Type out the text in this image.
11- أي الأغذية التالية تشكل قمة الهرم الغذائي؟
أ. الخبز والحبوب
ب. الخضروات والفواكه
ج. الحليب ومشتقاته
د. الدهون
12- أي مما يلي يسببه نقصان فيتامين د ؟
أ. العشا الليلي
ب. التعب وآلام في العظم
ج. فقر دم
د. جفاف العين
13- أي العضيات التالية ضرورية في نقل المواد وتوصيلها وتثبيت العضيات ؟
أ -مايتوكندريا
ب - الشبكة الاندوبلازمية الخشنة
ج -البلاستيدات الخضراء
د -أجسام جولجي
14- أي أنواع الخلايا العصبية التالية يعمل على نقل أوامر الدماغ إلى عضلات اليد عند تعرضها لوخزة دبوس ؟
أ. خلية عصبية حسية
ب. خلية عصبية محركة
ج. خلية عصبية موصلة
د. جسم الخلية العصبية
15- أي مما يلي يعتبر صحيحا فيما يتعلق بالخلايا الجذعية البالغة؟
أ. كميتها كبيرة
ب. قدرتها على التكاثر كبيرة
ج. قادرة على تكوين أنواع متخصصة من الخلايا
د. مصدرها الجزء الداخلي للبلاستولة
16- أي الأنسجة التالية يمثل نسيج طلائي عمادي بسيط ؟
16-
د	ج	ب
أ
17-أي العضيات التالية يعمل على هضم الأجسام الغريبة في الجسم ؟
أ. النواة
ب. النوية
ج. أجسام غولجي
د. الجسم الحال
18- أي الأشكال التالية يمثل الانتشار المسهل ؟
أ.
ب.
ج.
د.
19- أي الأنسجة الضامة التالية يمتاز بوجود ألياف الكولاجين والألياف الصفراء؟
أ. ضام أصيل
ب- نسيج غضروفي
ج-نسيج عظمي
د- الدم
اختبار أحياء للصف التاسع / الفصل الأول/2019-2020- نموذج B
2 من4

..............................

* [TASK TO CARRY OUT] Copy the material above back out, exactly as written.

* [THE COMPLETED TASK]
Type out the text in this image.
11- أي الأغذية التالية تشكل قمة الهرم الغذائي؟
أ. الخبز والحبوب
ب. الخضروات والفواكه
ج. الحليب ومشتقاته
د. الدهون
12- أي مما يلي يسببه نقصان فيتامين د ؟
أ. العشا الليلي
ب. التعب وآلام في العظم
ج. فقر دم
د. جفاف العين
13- أي العضيات التالية ضرورية في نقل المواد وتوصيلها وتثبيت العضيات ؟
أ -مايتوكندريا
ب - الشبكة الاندوبلازمية الخشنة
ج -البلاستيدات الخضراء
د -أجسام جولجي
14- أي أنواع الخلايا العصبية التالية يعمل على نقل أوامر الدماغ إلى عضلات اليد عند تعرضها لوخزة دبوس ؟
أ. خلية عصبية حسية
ب. خلية عصبية محركة
ج. خلية عصبية موصلة
د. جسم الخلية العصبية
15- أي مما يلي يعتبر صحيحا فيما يتعلق بالخلايا الجذعية البالغة؟
أ. كميتها كبيرة
ب. قدرتها على التكاثر كبيرة
ج. قادرة على تكوين أنواع متخصصة من الخلايا
د. مصدرها الجزء الداخلي للبلاستولة
16- أي الأنسجة التالية يمثل نسيج طلائي عمادي بسيط ؟
16-
د	ج	ب
أ
17-أي العضيات التالية يعمل على هضم الأجسام الغريبة في الجسم ؟
أ. النواة
ب. النوية
ج. أجسام غولجي
د. الجسم الحال
18- أي الأشكال التالية يمثل الانتشار المسهل ؟
أ.
ب.
ج.
د.
19- أي الأنسجة الضامة التالية يمتاز بوجود ألياف الكولاجين والألياف الصفراء؟
أ. ضام أصيل
ب- نسيج غضروفي
ج-نسيج عظمي
د- الدم
اختبار أحياء للصف التاسع / الفصل الأول/2019-2020- نموذج B
2 من4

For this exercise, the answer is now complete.